TASK DETAILS =
Gather every line below where "name" appears.

ENTRIES SHOWN =
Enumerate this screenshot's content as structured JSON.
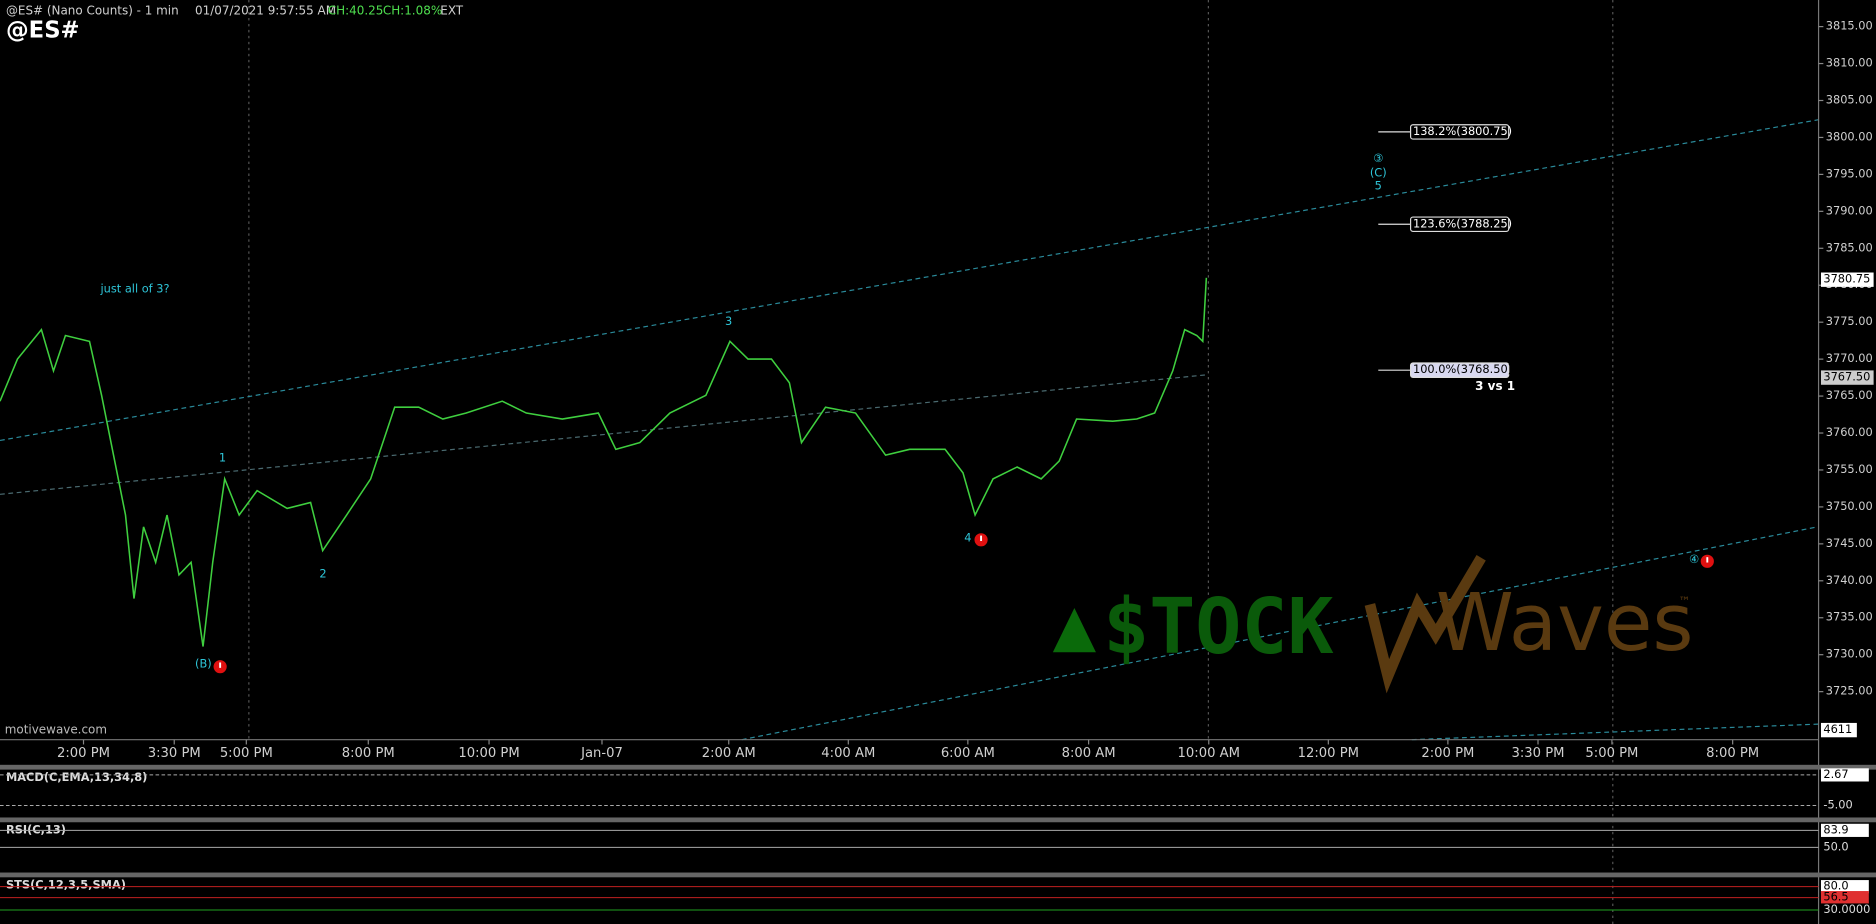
{
  "header": {
    "symbol": "@ES# (Nano Counts) - 1 min",
    "datetime": "01/07/2021 9:57:55 AM",
    "change": "CH:40.25",
    "change_pct": "CH:1.08%",
    "session": "EXT",
    "ticker": "@ES#",
    "site": "motivewave.com",
    "logo_left": "$TOCK",
    "logo_right": "Waves",
    "logo_tm": "™"
  },
  "chart_data": {
    "type": "line",
    "color": "#3fcf3f",
    "x": [
      -1.39,
      -1.1,
      -0.7,
      -0.5,
      -0.3,
      0.1,
      0.3,
      0.5,
      0.7,
      0.84,
      1.0,
      1.2,
      1.39,
      1.59,
      1.79,
      1.99,
      2.15,
      2.35,
      2.59,
      2.89,
      3.39,
      3.78,
      3.98,
      4.38,
      4.78,
      5.18,
      5.58,
      5.98,
      6.37,
      6.97,
      7.37,
      7.97,
      8.57,
      8.86,
      9.26,
      9.76,
      10.36,
      10.76,
      11.06,
      11.45,
      11.75,
      11.95,
      12.35,
      12.85,
      13.35,
      13.75,
      14.34,
      14.64,
      14.84,
      15.14,
      15.54,
      15.94,
      16.24,
      16.53,
      17.13,
      17.53,
      17.83,
      18.13,
      18.33,
      18.53,
      18.63,
      18.69
    ],
    "values": [
      3764.3,
      3770.0,
      3774.0,
      3768.4,
      3773.2,
      3772.4,
      3765.1,
      3757.0,
      3748.9,
      3737.6,
      3747.3,
      3742.5,
      3748.9,
      3740.8,
      3742.5,
      3731.1,
      3742.5,
      3753.8,
      3748.9,
      3752.2,
      3749.8,
      3750.6,
      3744.1,
      3748.9,
      3753.8,
      3763.5,
      3763.5,
      3761.9,
      3762.7,
      3764.3,
      3762.7,
      3761.9,
      3762.7,
      3757.8,
      3758.7,
      3762.7,
      3765.1,
      3772.4,
      3770.0,
      3770.0,
      3766.8,
      3758.7,
      3763.5,
      3762.7,
      3757.0,
      3757.8,
      3757.8,
      3754.6,
      3748.9,
      3753.8,
      3755.4,
      3753.8,
      3756.2,
      3761.9,
      3761.6,
      3761.9,
      3762.7,
      3768.4,
      3774.0,
      3773.2,
      3772.4,
      3781.0
    ],
    "xlim": [
      -1.39,
      28.88
    ],
    "xticks": [
      {
        "value": 0,
        "label": "2:00 PM"
      },
      {
        "value": 1.51,
        "label": "3:30 PM"
      },
      {
        "value": 2.71,
        "label": "5:00 PM"
      },
      {
        "value": 4.74,
        "label": "8:00 PM"
      },
      {
        "value": 6.75,
        "label": "10:00 PM"
      },
      {
        "value": 8.63,
        "label": "Jan-07"
      },
      {
        "value": 10.74,
        "label": "2:00 AM"
      },
      {
        "value": 12.73,
        "label": "4:00 AM"
      },
      {
        "value": 14.72,
        "label": "6:00 AM"
      },
      {
        "value": 16.73,
        "label": "8:00 AM"
      },
      {
        "value": 18.73,
        "label": "10:00 AM"
      },
      {
        "value": 20.72,
        "label": "12:00 PM"
      },
      {
        "value": 22.71,
        "label": "2:00 PM"
      },
      {
        "value": 24.21,
        "label": "3:30 PM"
      },
      {
        "value": 25.44,
        "label": "5:00 PM"
      },
      {
        "value": 27.45,
        "label": "8:00 PM"
      }
    ],
    "ylim": [
      3718.5,
      3818.6
    ],
    "yticks": [
      {
        "value": 3725,
        "label": "3725.00"
      },
      {
        "value": 3730,
        "label": "3730.00"
      },
      {
        "value": 3735,
        "label": "3735.00"
      },
      {
        "value": 3740,
        "label": "3740.00"
      },
      {
        "value": 3745,
        "label": "3745.00"
      },
      {
        "value": 3750,
        "label": "3750.00"
      },
      {
        "value": 3755,
        "label": "3755.00"
      },
      {
        "value": 3760,
        "label": "3760.00"
      },
      {
        "value": 3765,
        "label": "3765.00"
      },
      {
        "value": 3770,
        "label": "3770.00"
      },
      {
        "value": 3775,
        "label": "3775.00"
      },
      {
        "value": 3780,
        "label": "3780.00"
      },
      {
        "value": 3785,
        "label": "3785.00"
      },
      {
        "value": 3790,
        "label": "3790.00"
      },
      {
        "value": 3795,
        "label": "3795.00"
      },
      {
        "value": 3800,
        "label": "3800.00"
      },
      {
        "value": 3805,
        "label": "3805.00"
      },
      {
        "value": 3810,
        "label": "3810.00"
      },
      {
        "value": 3815,
        "label": "3815.00"
      }
    ],
    "price_tags": [
      {
        "value": 3780.75,
        "label": "3780.75"
      },
      {
        "value": 3767.5,
        "label": "3767.50"
      }
    ],
    "volume_label": "4611",
    "fib_levels": [
      {
        "value": 3800.75,
        "label": "138.2%(3800.75)"
      },
      {
        "value": 3788.25,
        "label": "123.6%(3788.25)"
      },
      {
        "value": 3768.5,
        "label": "100.0%(3768.50)"
      }
    ],
    "annotations": [
      "just all of 3?",
      "1",
      "2",
      "3",
      "4",
      "5",
      "(B)",
      "(C)",
      "③",
      "④",
      "3 vs 1"
    ]
  },
  "indicators": [
    {
      "name": "MACD(C,EMA,13,34,8)",
      "ylim": [
        -8,
        4
      ],
      "yticks": [
        2.67,
        {
          "value": -5,
          "label": "-5.00"
        }
      ]
    },
    {
      "name": "RSI(C,13)",
      "ylim": [
        0,
        100
      ],
      "yticks": [
        83.9,
        {
          "value": 50,
          "label": "50.0"
        }
      ]
    },
    {
      "name": "STS(C,12,3,5,SMA)",
      "ylim": [
        0,
        100
      ],
      "yticks": [
        {
          "value": 80,
          "label": "80.0"
        },
        56.5,
        {
          "value": 30,
          "label": "30.0000"
        }
      ]
    }
  ]
}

ANSWER TO THIS TASK =
      "name": "MACD(C,EMA,13,34,8)",
      "name": "RSI(C,13)",
      "name": "STS(C,12,3,5,SMA)",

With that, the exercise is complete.